What you are asked to do:
Copy the records line for line, starting at the first line and stopping after the line that contains "- true-data-point: [444, 307, 455, 318]".

++++++++++

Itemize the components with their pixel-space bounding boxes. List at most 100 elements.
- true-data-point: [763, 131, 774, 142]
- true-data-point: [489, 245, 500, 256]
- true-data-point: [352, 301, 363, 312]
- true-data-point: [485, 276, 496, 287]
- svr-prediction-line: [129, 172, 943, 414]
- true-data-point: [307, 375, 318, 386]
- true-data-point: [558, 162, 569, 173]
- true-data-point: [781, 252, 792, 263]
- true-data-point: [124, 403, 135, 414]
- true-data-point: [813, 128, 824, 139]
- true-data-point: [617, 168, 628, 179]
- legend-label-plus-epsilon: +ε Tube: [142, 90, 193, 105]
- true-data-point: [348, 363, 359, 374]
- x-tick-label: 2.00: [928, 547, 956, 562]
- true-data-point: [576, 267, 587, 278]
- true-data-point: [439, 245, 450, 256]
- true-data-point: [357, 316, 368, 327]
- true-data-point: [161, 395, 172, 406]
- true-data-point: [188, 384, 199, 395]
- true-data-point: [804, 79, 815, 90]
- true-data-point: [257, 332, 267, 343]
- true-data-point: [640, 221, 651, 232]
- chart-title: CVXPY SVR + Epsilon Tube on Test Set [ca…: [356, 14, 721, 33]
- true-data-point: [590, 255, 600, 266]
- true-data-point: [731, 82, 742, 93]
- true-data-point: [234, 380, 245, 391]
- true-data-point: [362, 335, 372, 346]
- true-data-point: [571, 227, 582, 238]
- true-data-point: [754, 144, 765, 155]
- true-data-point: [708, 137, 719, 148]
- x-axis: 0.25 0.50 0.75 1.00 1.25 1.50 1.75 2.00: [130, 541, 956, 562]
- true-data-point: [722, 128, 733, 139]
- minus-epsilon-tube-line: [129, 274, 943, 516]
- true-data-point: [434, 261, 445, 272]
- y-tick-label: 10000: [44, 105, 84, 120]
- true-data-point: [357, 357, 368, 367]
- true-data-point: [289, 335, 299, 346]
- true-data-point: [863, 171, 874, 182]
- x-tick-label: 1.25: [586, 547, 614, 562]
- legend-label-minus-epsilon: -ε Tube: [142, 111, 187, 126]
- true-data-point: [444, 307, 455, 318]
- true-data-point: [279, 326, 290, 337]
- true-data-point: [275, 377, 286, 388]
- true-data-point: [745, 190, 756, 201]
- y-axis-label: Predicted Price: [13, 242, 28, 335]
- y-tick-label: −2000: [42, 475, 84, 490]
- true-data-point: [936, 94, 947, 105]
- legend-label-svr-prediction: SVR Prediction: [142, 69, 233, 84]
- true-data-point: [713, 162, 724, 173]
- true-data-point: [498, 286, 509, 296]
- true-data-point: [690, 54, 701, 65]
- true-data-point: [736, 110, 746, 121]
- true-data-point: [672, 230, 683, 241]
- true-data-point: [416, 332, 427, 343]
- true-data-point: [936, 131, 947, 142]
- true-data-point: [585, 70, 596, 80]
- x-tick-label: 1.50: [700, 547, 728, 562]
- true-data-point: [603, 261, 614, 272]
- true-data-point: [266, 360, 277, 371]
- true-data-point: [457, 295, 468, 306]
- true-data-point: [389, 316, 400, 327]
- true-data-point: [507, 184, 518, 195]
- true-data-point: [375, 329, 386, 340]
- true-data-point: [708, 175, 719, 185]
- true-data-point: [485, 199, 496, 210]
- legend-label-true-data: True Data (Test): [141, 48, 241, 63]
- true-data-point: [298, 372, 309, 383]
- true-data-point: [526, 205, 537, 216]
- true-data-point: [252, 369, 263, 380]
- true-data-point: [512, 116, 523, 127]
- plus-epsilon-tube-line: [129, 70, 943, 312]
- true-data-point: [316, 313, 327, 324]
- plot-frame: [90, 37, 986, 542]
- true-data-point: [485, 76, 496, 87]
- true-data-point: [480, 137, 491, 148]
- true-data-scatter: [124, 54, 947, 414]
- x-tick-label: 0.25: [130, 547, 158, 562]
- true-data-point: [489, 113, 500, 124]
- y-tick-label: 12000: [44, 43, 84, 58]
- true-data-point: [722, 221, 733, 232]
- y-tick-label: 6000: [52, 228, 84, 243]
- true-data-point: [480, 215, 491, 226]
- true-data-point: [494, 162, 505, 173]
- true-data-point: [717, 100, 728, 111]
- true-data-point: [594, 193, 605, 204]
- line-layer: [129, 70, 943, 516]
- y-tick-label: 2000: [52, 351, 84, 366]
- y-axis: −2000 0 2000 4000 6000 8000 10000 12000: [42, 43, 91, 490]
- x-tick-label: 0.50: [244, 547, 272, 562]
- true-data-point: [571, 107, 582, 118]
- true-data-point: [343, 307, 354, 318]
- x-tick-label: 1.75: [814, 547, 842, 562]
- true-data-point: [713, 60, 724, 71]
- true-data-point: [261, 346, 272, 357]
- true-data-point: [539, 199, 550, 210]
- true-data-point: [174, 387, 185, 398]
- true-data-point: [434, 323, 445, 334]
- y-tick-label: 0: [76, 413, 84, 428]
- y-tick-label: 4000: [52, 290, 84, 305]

++++++++++

Result of the task:
Itemize the components with their pixel-space bounding boxes. List at most 100 elements.
- true-data-point: [763, 131, 774, 142]
- true-data-point: [489, 245, 500, 256]
- true-data-point: [352, 301, 363, 312]
- true-data-point: [485, 276, 496, 287]
- svr-prediction-line: [129, 172, 943, 414]
- true-data-point: [307, 375, 318, 386]
- true-data-point: [558, 162, 569, 173]
- true-data-point: [781, 252, 792, 263]
- true-data-point: [124, 403, 135, 414]
- true-data-point: [813, 128, 824, 139]
- true-data-point: [617, 168, 628, 179]
- legend-label-plus-epsilon: +ε Tube: [142, 90, 193, 105]
- true-data-point: [348, 363, 359, 374]
- x-tick-label: 2.00: [928, 547, 956, 562]
- true-data-point: [576, 267, 587, 278]
- true-data-point: [439, 245, 450, 256]
- true-data-point: [357, 316, 368, 327]
- true-data-point: [161, 395, 172, 406]
- true-data-point: [188, 384, 199, 395]
- true-data-point: [804, 79, 815, 90]
- true-data-point: [257, 332, 267, 343]
- true-data-point: [640, 221, 651, 232]
- chart-title: CVXPY SVR + Epsilon Tube on Test Set [ca…: [356, 14, 721, 33]
- true-data-point: [590, 255, 600, 266]
- true-data-point: [731, 82, 742, 93]
- true-data-point: [234, 380, 245, 391]
- true-data-point: [362, 335, 372, 346]
- true-data-point: [571, 227, 582, 238]
- true-data-point: [754, 144, 765, 155]
- true-data-point: [708, 137, 719, 148]
- x-axis: 0.25 0.50 0.75 1.00 1.25 1.50 1.75 2.00: [130, 541, 956, 562]
- true-data-point: [722, 128, 733, 139]
- minus-epsilon-tube-line: [129, 274, 943, 516]
- true-data-point: [434, 261, 445, 272]
- y-tick-label: 10000: [44, 105, 84, 120]
- true-data-point: [357, 357, 368, 367]
- true-data-point: [289, 335, 299, 346]
- true-data-point: [863, 171, 874, 182]
- x-tick-label: 1.25: [586, 547, 614, 562]
- legend-label-minus-epsilon: -ε Tube: [142, 111, 187, 126]
- true-data-point: [444, 307, 455, 318]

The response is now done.